*Work to do*.
Read the records and write them out again exactly.

## begin Rows

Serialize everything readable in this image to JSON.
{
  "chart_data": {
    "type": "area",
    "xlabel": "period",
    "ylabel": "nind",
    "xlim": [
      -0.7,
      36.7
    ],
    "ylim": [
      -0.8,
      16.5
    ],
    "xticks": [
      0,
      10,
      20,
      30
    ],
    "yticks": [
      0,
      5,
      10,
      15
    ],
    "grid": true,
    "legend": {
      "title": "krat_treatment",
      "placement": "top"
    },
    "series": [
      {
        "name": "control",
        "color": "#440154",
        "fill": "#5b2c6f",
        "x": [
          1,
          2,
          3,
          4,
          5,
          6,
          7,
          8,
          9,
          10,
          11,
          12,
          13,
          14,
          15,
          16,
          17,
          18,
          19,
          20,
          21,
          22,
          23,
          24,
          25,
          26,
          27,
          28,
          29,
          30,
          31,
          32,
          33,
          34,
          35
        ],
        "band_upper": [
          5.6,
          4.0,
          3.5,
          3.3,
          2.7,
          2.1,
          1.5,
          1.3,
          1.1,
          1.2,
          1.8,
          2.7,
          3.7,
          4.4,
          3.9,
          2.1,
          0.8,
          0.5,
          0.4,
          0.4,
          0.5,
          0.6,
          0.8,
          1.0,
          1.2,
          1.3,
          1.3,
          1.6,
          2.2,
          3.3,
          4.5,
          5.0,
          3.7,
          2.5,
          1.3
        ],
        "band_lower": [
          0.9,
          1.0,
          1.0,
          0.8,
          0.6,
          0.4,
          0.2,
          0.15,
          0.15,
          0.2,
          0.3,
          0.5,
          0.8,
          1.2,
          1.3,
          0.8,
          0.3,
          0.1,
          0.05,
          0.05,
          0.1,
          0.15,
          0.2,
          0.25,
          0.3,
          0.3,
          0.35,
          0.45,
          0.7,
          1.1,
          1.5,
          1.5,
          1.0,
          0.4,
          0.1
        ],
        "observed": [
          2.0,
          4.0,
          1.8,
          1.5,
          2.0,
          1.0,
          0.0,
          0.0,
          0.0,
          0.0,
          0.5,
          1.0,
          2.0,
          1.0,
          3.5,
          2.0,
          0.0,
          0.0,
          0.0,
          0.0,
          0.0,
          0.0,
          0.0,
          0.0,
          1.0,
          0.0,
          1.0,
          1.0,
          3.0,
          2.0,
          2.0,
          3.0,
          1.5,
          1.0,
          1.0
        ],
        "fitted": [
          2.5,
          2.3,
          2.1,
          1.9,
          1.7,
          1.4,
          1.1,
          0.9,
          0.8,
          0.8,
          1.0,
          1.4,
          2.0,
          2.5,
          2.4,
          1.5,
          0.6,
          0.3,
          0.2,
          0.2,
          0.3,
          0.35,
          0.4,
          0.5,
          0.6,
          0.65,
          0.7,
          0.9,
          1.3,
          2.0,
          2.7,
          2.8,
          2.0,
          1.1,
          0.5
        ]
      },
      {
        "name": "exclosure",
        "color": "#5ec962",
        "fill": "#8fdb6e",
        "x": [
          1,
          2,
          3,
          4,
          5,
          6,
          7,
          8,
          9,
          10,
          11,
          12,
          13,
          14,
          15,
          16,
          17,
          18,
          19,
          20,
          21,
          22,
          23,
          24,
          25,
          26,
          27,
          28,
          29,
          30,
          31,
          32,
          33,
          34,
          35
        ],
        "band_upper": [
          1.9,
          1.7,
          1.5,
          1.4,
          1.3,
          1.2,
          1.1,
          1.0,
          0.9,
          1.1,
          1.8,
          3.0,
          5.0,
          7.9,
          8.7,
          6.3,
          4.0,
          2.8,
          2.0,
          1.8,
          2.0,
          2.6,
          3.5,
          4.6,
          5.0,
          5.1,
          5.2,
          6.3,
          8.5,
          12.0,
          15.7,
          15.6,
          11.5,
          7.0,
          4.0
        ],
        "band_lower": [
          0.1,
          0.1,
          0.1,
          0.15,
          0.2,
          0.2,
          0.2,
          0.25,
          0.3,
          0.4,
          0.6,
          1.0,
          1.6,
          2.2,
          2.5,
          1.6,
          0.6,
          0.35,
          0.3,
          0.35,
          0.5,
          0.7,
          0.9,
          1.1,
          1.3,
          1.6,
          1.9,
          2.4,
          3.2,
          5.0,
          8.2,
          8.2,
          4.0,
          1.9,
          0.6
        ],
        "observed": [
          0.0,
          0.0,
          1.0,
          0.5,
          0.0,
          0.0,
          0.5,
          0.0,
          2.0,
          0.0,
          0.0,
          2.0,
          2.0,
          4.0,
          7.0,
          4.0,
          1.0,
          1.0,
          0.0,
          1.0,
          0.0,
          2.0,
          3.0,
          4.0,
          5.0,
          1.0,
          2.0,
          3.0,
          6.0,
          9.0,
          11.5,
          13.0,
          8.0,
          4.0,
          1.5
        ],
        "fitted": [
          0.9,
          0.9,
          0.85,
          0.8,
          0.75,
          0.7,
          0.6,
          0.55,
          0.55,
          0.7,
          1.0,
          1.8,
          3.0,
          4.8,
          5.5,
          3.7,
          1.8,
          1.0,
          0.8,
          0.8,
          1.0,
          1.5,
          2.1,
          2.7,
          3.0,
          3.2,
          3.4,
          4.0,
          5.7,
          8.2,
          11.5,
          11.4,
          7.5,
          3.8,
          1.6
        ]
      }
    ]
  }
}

## end Rows

*Final result*.
Serialize everything readable in this image to JSON.
{
  "chart_data": {
    "type": "area",
    "xlabel": "period",
    "ylabel": "nind",
    "xlim": [
      -0.7,
      36.7
    ],
    "ylim": [
      -0.8,
      16.5
    ],
    "xticks": [
      0,
      10,
      20,
      30
    ],
    "yticks": [
      0,
      5,
      10,
      15
    ],
    "grid": true,
    "legend": {
      "title": "krat_treatment",
      "placement": "top"
    },
    "series": [
      {
        "name": "control",
        "color": "#440154",
        "fill": "#5b2c6f",
        "x": [
          1,
          2,
          3,
          4,
          5,
          6,
          7,
          8,
          9,
          10,
          11,
          12,
          13,
          14,
          15,
          16,
          17,
          18,
          19,
          20,
          21,
          22,
          23,
          24,
          25,
          26,
          27,
          28,
          29,
          30,
          31,
          32,
          33,
          34,
          35
        ],
        "band_upper": [
          5.6,
          4.0,
          3.5,
          3.3,
          2.7,
          2.1,
          1.5,
          1.3,
          1.1,
          1.2,
          1.8,
          2.7,
          3.7,
          4.4,
          3.9,
          2.1,
          0.8,
          0.5,
          0.4,
          0.4,
          0.5,
          0.6,
          0.8,
          1.0,
          1.2,
          1.3,
          1.3,
          1.6,
          2.2,
          3.3,
          4.5,
          5.0,
          3.7,
          2.5,
          1.3
        ],
        "band_lower": [
          0.9,
          1.0,
          1.0,
          0.8,
          0.6,
          0.4,
          0.2,
          0.15,
          0.15,
          0.2,
          0.3,
          0.5,
          0.8,
          1.2,
          1.3,
          0.8,
          0.3,
          0.1,
          0.05,
          0.05,
          0.1,
          0.15,
          0.2,
          0.25,
          0.3,
          0.3,
          0.35,
          0.45,
          0.7,
          1.1,
          1.5,
          1.5,
          1.0,
          0.4,
          0.1
        ],
        "observed": [
          2.0,
          4.0,
          1.8,
          1.5,
          2.0,
          1.0,
          0.0,
          0.0,
          0.0,
          0.0,
          0.5,
          1.0,
          2.0,
          1.0,
          3.5,
          2.0,
          0.0,
          0.0,
          0.0,
          0.0,
          0.0,
          0.0,
          0.0,
          0.0,
          1.0,
          0.0,
          1.0,
          1.0,
          3.0,
          2.0,
          2.0,
          3.0,
          1.5,
          1.0,
          1.0
        ],
        "fitted": [
          2.5,
          2.3,
          2.1,
          1.9,
          1.7,
          1.4,
          1.1,
          0.9,
          0.8,
          0.8,
          1.0,
          1.4,
          2.0,
          2.5,
          2.4,
          1.5,
          0.6,
          0.3,
          0.2,
          0.2,
          0.3,
          0.35,
          0.4,
          0.5,
          0.6,
          0.65,
          0.7,
          0.9,
          1.3,
          2.0,
          2.7,
          2.8,
          2.0,
          1.1,
          0.5
        ]
      },
      {
        "name": "exclosure",
        "color": "#5ec962",
        "fill": "#8fdb6e",
        "x": [
          1,
          2,
          3,
          4,
          5,
          6,
          7,
          8,
          9,
          10,
          11,
          12,
          13,
          14,
          15,
          16,
          17,
          18,
          19,
          20,
          21,
          22,
          23,
          24,
          25,
          26,
          27,
          28,
          29,
          30,
          31,
          32,
          33,
          34,
          35
        ],
        "band_upper": [
          1.9,
          1.7,
          1.5,
          1.4,
          1.3,
          1.2,
          1.1,
          1.0,
          0.9,
          1.1,
          1.8,
          3.0,
          5.0,
          7.9,
          8.7,
          6.3,
          4.0,
          2.8,
          2.0,
          1.8,
          2.0,
          2.6,
          3.5,
          4.6,
          5.0,
          5.1,
          5.2,
          6.3,
          8.5,
          12.0,
          15.7,
          15.6,
          11.5,
          7.0,
          4.0
        ],
        "band_lower": [
          0.1,
          0.1,
          0.1,
          0.15,
          0.2,
          0.2,
          0.2,
          0.25,
          0.3,
          0.4,
          0.6,
          1.0,
          1.6,
          2.2,
          2.5,
          1.6,
          0.6,
          0.35,
          0.3,
          0.35,
          0.5,
          0.7,
          0.9,
          1.1,
          1.3,
          1.6,
          1.9,
          2.4,
          3.2,
          5.0,
          8.2,
          8.2,
          4.0,
          1.9,
          0.6
        ],
        "observed": [
          0.0,
          0.0,
          1.0,
          0.5,
          0.0,
          0.0,
          0.5,
          0.0,
          2.0,
          0.0,
          0.0,
          2.0,
          2.0,
          4.0,
          7.0,
          4.0,
          1.0,
          1.0,
          0.0,
          1.0,
          0.0,
          2.0,
          3.0,
          4.0,
          5.0,
          1.0,
          2.0,
          3.0,
          6.0,
          9.0,
          11.5,
          13.0,
          8.0,
          4.0,
          1.5
        ],
        "fitted": [
          0.9,
          0.9,
          0.85,
          0.8,
          0.75,
          0.7,
          0.6,
          0.55,
          0.55,
          0.7,
          1.0,
          1.8,
          3.0,
          4.8,
          5.5,
          3.7,
          1.8,
          1.0,
          0.8,
          0.8,
          1.0,
          1.5,
          2.1,
          2.7,
          3.0,
          3.2,
          3.4,
          4.0,
          5.7,
          8.2,
          11.5,
          11.4,
          7.5,
          3.8,
          1.6
        ]
      }
    ]
  }
}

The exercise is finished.